Set exercise:
Determine the number of lines in these entries that hold the word "title". Give the number and nothing more.

Records for this task:
————
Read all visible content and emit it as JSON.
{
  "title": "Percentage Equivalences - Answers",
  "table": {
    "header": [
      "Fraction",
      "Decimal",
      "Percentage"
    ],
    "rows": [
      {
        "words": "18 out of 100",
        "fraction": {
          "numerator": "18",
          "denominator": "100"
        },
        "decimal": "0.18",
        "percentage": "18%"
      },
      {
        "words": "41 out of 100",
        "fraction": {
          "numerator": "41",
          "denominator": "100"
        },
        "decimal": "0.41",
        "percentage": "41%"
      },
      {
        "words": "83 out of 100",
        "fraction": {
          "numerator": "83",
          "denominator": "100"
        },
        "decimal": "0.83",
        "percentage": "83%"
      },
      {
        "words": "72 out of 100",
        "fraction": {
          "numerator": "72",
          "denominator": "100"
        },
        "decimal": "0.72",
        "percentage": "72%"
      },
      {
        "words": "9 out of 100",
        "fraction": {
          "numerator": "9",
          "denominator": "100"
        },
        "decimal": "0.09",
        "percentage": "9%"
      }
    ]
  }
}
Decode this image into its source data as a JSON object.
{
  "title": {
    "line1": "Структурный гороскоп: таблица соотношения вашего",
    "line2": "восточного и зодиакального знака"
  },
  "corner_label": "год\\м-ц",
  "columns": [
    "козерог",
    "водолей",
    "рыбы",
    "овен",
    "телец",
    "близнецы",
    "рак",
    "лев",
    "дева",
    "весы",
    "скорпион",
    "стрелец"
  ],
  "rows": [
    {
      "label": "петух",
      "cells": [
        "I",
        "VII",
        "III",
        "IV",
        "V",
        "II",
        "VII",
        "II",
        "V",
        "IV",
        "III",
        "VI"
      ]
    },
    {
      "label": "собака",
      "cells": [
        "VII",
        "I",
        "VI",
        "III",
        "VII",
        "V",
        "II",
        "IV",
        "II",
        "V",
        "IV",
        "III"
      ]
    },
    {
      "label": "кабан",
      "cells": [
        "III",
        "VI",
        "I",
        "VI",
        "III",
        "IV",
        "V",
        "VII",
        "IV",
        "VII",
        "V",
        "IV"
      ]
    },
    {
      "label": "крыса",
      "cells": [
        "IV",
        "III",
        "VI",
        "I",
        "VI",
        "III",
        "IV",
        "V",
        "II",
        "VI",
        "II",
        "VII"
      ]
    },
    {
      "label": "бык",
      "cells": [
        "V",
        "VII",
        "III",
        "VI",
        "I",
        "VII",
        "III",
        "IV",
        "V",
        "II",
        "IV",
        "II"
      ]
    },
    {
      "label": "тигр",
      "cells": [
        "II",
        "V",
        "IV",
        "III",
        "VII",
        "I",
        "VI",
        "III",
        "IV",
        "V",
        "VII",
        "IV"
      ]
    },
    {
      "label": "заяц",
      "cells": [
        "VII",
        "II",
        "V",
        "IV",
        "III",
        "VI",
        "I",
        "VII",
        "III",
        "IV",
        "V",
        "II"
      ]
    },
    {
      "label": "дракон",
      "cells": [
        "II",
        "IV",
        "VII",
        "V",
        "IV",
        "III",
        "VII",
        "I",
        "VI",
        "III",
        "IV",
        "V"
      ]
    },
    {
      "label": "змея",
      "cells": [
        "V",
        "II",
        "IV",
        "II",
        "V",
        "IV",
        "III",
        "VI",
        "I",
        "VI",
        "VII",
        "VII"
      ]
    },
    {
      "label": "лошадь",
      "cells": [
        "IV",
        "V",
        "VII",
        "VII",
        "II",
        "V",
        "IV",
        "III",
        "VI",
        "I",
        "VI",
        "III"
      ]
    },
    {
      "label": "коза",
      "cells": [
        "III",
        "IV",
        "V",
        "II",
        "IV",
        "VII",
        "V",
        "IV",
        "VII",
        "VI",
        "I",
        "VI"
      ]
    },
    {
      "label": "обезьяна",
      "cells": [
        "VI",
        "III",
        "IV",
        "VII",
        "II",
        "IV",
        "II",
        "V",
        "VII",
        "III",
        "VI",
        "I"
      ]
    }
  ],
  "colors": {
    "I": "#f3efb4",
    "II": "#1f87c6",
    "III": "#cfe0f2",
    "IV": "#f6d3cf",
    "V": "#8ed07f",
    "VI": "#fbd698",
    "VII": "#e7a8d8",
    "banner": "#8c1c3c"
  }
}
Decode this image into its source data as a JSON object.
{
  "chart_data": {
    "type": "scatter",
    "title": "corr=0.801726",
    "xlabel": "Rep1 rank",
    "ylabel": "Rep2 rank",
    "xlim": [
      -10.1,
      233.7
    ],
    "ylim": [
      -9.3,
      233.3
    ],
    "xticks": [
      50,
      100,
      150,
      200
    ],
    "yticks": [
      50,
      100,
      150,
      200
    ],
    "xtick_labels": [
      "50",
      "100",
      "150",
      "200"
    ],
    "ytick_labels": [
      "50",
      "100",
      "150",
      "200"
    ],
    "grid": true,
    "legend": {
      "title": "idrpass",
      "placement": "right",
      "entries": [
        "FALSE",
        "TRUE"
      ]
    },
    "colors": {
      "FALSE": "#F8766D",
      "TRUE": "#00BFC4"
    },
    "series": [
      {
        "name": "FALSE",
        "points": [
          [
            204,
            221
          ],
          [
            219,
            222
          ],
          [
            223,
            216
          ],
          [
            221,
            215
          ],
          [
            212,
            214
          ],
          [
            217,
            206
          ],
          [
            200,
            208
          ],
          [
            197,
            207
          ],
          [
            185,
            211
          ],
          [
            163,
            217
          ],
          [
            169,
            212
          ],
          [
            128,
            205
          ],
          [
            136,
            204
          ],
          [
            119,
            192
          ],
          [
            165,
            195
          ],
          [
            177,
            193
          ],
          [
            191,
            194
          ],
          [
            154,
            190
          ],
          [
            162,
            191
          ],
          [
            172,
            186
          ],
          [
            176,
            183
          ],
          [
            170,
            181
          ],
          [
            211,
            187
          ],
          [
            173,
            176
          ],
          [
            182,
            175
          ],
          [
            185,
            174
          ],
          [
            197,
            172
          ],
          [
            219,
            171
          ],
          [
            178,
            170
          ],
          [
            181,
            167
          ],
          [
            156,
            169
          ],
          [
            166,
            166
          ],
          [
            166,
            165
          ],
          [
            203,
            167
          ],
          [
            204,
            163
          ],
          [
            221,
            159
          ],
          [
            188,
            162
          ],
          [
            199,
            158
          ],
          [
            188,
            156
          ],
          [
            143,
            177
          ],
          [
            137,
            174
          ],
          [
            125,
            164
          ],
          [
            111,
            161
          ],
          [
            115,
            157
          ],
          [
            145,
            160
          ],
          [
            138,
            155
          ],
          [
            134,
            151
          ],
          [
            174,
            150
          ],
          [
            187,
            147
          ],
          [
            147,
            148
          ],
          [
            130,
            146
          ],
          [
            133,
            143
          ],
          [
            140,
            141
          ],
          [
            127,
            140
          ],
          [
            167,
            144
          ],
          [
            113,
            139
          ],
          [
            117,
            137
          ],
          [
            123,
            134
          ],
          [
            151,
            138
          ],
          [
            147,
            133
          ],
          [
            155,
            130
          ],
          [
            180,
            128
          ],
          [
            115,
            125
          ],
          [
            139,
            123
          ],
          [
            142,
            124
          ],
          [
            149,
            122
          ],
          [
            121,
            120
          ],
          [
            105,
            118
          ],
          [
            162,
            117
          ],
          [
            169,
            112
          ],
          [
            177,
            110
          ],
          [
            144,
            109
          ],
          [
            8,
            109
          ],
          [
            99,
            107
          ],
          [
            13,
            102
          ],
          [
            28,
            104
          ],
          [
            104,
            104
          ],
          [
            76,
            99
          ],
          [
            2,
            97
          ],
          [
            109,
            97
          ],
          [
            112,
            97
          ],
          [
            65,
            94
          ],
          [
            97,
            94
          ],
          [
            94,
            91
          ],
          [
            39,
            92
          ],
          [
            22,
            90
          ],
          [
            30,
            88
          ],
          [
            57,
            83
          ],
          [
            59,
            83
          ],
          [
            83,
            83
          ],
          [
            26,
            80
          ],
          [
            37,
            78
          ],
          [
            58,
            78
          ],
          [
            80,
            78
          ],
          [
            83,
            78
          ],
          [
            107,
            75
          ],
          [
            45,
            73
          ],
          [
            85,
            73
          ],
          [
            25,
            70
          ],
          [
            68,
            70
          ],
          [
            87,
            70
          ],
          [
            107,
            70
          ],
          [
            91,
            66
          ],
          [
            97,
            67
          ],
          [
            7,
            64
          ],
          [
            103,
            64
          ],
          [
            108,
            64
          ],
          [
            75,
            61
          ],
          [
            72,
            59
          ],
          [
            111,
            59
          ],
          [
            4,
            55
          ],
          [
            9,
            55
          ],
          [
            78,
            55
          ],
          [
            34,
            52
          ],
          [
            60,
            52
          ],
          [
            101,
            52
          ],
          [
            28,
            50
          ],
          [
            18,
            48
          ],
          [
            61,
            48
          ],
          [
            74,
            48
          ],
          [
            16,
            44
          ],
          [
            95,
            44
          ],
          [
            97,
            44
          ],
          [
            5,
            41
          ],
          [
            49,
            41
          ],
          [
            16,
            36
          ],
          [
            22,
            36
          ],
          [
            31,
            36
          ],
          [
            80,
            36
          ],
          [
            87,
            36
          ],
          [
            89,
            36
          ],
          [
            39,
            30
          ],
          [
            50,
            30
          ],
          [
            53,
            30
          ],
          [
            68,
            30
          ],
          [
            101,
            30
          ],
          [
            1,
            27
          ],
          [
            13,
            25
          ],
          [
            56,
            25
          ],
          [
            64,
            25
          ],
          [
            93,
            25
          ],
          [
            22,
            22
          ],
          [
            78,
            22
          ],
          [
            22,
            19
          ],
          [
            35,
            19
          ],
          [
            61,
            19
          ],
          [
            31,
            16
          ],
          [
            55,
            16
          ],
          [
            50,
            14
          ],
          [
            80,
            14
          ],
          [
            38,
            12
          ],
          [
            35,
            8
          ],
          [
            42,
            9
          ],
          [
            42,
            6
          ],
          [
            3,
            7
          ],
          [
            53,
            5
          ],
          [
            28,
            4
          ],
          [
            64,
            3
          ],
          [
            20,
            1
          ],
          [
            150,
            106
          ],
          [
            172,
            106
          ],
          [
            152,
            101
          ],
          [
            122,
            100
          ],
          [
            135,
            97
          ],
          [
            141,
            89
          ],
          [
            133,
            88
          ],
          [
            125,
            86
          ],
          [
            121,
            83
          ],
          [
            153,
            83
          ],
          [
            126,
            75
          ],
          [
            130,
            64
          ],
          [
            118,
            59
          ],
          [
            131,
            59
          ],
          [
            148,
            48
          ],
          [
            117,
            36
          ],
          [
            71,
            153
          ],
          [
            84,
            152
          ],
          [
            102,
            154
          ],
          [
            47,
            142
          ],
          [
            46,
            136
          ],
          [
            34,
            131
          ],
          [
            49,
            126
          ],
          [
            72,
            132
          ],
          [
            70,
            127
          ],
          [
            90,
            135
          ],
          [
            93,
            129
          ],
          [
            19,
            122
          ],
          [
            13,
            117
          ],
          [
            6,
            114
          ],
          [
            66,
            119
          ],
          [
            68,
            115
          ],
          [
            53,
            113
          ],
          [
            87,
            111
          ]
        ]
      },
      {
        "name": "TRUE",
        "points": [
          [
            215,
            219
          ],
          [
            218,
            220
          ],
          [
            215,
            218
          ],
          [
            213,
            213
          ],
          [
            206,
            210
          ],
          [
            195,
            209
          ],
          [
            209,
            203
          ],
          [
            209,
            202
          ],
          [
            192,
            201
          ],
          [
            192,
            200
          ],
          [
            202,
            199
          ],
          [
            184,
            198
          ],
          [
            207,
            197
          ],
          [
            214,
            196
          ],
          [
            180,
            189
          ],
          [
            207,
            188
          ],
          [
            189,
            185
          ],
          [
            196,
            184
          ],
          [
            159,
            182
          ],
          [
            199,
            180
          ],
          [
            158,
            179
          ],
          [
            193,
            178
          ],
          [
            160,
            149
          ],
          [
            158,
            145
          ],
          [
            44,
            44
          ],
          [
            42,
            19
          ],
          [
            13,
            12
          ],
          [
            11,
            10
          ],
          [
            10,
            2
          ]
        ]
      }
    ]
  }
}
————
Answer in full:
4